* _Document text_:
On February 7, 2005, I wrote the following blog entry:

Dolores's dreams cloud the apartment. This morning they flung her off the bed to the floor. Yesterday we went adventuring in the South Bronx, exploring the Next Big Thing in NYC real estate. Nothing looked that up and coming to me but the prices.

That was two years ago. Tonight I am going up to the South Bronx to visit Dolores and La Otra Rubia, both of whom now own apartments in the same building. They are there partly because when I walked into the place Dolores now owns I said, "But look at the view!" In such serendipitous moments, everything can change. Gives you pause, doesn't it?


ony 8 years til the oldest can drive

Received the following from Sis, who has two daughters in the burbs.

Okay, so now the youngest has taken up tap dancing. That makes:
1. Tap Dancing Tuesday
2. Piano Lessons Tuesday
3. Hip Hop Dancing Wednesday
4. Judo Saturday
5. Swimming Lessons Saturday

Hey! There's lots more room! We can still fill Monday, Thursday and Friday with two more activities each, then go on to fill in the slot on Wednesday with another thing! Think of all the lessons we can have! And I haven't even counted Sunday and gosh, maybe we can make it three activities a day instead of two.

Or, we could try fitting in dentists, doctors, homework, book reports, shoe shopping, and other things in between. And to think that being the mother of two or more children is NOT a prerequisite to becoming an Admin Assistant. It sure ought to be. At least they're not into team sports. . .

The way I figure it, today is tap dancing day. At least. Given Sis's day and CBA's day yesterday, I figure, with only a dentists appointment in a half hour, I'm on vacation.

* _Excerpted data_:
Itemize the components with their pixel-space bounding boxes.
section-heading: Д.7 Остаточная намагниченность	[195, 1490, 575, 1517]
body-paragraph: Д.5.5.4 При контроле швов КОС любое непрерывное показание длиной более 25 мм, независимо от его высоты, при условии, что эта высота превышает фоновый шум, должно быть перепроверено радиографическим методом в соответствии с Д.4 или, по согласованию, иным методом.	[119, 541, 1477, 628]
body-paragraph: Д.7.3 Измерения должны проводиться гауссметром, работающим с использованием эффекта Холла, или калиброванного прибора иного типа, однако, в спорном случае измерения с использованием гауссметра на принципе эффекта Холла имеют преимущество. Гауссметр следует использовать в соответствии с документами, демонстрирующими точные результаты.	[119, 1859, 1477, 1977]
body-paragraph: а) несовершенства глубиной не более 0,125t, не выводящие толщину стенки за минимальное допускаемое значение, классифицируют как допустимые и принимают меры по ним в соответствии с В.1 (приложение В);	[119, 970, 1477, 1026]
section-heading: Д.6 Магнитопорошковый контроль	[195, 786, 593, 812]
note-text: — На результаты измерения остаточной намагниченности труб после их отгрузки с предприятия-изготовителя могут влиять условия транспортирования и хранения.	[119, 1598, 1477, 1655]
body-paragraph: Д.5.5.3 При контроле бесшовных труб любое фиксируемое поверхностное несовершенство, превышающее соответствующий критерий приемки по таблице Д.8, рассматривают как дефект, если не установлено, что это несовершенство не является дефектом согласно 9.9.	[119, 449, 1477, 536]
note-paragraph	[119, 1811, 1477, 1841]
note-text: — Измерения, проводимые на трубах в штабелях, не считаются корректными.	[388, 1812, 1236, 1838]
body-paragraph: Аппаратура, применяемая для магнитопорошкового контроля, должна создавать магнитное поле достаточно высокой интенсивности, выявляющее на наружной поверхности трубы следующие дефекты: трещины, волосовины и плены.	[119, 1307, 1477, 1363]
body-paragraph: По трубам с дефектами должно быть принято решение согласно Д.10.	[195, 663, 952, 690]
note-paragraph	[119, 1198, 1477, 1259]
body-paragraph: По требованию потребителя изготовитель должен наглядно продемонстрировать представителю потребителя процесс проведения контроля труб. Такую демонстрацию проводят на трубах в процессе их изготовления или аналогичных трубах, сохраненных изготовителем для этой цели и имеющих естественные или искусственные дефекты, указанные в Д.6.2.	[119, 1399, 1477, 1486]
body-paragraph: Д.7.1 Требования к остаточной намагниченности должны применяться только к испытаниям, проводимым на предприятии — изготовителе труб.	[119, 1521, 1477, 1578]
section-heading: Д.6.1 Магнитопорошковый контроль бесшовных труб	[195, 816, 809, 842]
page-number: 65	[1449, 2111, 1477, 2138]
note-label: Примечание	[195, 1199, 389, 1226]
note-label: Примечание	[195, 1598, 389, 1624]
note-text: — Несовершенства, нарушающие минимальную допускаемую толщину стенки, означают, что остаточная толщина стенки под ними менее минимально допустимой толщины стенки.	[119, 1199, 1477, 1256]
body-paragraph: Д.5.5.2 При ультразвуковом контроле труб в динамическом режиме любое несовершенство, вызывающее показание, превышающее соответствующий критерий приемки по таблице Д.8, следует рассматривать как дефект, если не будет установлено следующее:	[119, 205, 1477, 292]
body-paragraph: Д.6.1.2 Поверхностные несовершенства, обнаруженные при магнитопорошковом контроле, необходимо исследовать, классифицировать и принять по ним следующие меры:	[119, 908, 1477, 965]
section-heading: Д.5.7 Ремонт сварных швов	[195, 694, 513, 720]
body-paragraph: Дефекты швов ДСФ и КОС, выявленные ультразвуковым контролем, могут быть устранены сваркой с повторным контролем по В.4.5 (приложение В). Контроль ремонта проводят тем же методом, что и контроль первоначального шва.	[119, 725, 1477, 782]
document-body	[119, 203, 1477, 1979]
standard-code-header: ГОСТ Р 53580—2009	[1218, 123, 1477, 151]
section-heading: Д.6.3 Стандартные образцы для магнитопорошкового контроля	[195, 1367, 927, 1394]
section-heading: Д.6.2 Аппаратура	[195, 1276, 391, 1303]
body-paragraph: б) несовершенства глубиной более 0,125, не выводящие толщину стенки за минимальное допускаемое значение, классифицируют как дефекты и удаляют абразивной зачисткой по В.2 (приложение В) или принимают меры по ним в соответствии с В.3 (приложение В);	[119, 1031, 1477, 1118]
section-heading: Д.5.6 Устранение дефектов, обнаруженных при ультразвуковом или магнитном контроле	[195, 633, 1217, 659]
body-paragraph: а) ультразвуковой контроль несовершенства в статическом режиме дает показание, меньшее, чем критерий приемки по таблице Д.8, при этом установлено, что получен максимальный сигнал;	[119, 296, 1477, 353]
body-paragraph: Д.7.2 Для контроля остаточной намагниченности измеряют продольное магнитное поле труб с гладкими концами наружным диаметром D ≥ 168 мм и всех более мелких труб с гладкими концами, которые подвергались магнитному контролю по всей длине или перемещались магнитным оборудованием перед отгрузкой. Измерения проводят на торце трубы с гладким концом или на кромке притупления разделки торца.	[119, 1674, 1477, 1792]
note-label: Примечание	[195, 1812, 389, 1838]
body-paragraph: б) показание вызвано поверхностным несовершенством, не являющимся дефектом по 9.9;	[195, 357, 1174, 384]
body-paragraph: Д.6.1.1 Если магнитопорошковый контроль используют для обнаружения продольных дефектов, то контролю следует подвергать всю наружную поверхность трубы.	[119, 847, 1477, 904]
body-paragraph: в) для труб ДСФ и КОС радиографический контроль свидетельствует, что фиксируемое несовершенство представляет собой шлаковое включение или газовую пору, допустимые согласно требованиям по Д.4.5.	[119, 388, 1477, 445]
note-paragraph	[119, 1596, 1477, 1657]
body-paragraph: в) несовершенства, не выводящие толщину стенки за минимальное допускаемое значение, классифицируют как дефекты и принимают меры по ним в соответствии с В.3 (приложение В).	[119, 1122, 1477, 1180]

* _What this task involves_: Extend the blog text about Sis's daughters and their weekly lessons, starting after its last sentence.

* _Result for this task_:
the musician aka prince is a genius

everest schmeverest

It appears that CBA found the Discovery Channel overly bombastic. She describes her upcoming day in the same style:

Today, and today only, one of the most brilliant and underappreciated human beings on the planet will brave all to make the treacherous and near-unprecedented drive to Monroe, where she will focus her astonishing creative energies on the work of world class retail magnate Stephanie. Can these two extraordinary women bring themselves back from the face of near-certain financial ruin by selling million dollar bed linens to vicious Republicans? Why do they do it? Is it worth it?
What drives them to risk alienating friends and family by insisting they simply MUST produce a line of high end fur-trimmed pink semi-automatics? Can they pay their bills, buy everything in sight and still keep their sights focused on the Ultimate Goal???
Stay tuned for the Discovery Channel's new series:
"Visa: Beyond the Limit."


beyond the limit

To me he's just a guy who saved my life some sixteen years ago, but to others he's the hero of Discovery Channel's Everest: Beyond the Limit. He blew into town with the sleet last night for a quickie, um, dinner with some British climbers at Indochine. To see the living legend himself, check out
the Discovery Channel preview.



. . .it is warm. somewhere it is spring and, if the little feller who appears on Zam's birthday (happy birthday Zam!), is any indicator, and he's held to be, the lack of shadow means it will soon be spring even here. haven't you noted the days growing longer?


another life

I spent last night in the metaverse. I read about the on-line world in Fortune magazine and decided to see if Wolfen should open a jewelry shop there. I mean the Swedes have an embassy and IBM holds corporate meetings on their private islands there. No kidding. But when I showed up (my name there is claudia Ling, styled like that, alas, in case you want to find me), I couldn't seem to get anywhere but to hall o' porn. I was rescued by a kid named Roy, who held my hand and walked me out of there, and now he will be my friend for life. Second Life, anyway. But I still can't figure out how to maneuver, and I never did find the mall! It's nice that you can fly there, though. And then I fell asleep (at 3 am) and dreamt that I was playing the game for the rest of the night, still looking for Roy, and I invented a dedicated mouse with a lot of buttons on it for playing the game with instead of the stupid arrow keys. If Linden Lab wants to get in touch with me, I will be happy to draw a picture of it.